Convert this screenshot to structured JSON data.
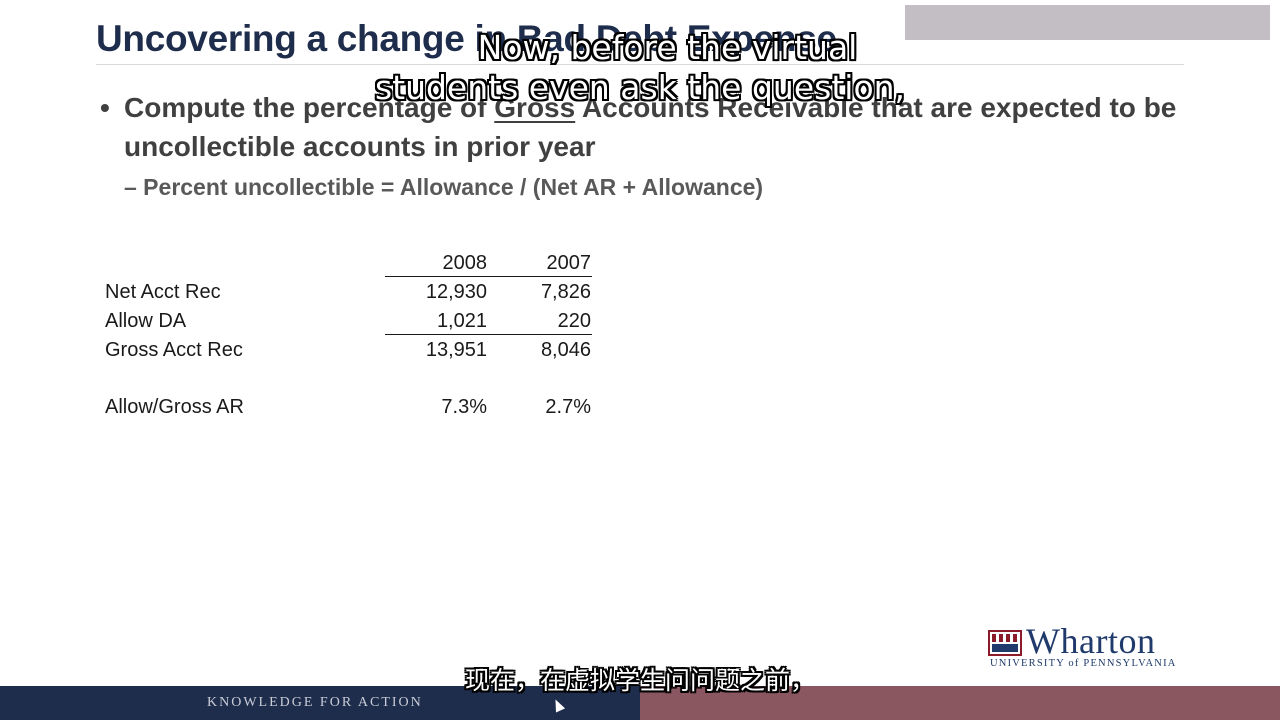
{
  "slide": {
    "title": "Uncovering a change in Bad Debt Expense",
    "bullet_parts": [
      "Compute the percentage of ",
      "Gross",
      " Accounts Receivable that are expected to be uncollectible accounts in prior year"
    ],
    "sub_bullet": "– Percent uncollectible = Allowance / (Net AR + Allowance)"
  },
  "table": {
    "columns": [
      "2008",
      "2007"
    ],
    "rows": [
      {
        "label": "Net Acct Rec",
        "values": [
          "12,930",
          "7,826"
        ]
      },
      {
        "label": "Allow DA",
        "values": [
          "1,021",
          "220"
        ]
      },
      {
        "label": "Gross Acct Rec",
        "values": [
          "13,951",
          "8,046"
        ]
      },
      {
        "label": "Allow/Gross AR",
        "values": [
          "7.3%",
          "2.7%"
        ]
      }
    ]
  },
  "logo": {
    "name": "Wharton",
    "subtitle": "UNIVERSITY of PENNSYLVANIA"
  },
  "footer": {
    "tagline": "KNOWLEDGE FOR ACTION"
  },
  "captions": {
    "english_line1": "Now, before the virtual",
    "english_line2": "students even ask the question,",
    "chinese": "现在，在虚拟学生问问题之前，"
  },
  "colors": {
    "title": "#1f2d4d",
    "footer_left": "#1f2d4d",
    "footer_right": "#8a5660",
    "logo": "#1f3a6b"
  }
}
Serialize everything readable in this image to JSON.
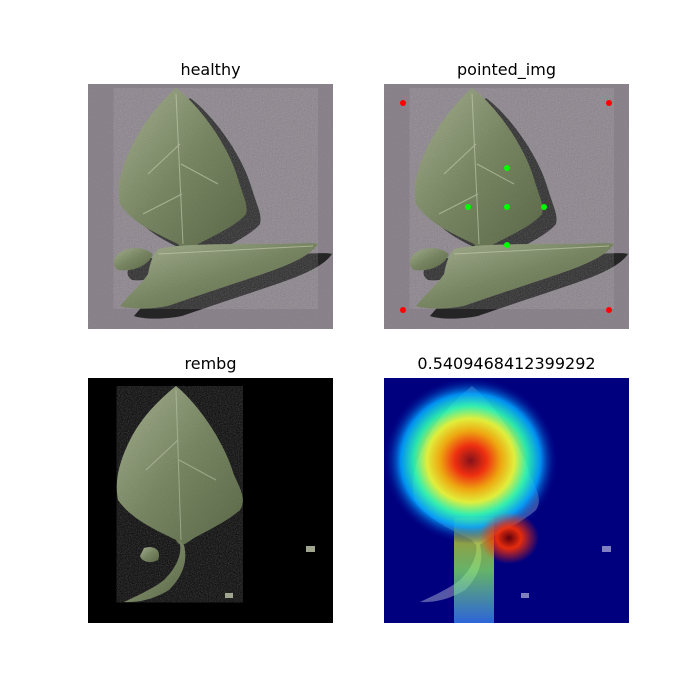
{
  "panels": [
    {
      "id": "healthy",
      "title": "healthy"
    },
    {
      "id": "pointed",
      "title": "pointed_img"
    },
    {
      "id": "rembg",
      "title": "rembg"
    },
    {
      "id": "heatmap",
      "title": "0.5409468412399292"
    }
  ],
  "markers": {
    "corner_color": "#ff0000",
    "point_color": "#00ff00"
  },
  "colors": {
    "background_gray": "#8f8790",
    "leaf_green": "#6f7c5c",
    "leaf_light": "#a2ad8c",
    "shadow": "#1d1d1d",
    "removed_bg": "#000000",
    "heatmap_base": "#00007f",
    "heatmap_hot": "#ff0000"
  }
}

Written exercise
Pictures are to be left out; otherwise, copy exactly each line from the one containing "Serialize everything readable" through the last line of the listing.

Exercise result
Serialize everything readable in this image to JSON.
{
  "panels": [
    {
      "id": "healthy",
      "title": "healthy"
    },
    {
      "id": "pointed",
      "title": "pointed_img"
    },
    {
      "id": "rembg",
      "title": "rembg"
    },
    {
      "id": "heatmap",
      "title": "0.5409468412399292"
    }
  ],
  "markers": {
    "corner_color": "#ff0000",
    "point_color": "#00ff00"
  },
  "colors": {
    "background_gray": "#8f8790",
    "leaf_green": "#6f7c5c",
    "leaf_light": "#a2ad8c",
    "shadow": "#1d1d1d",
    "removed_bg": "#000000",
    "heatmap_base": "#00007f",
    "heatmap_hot": "#ff0000"
  }
}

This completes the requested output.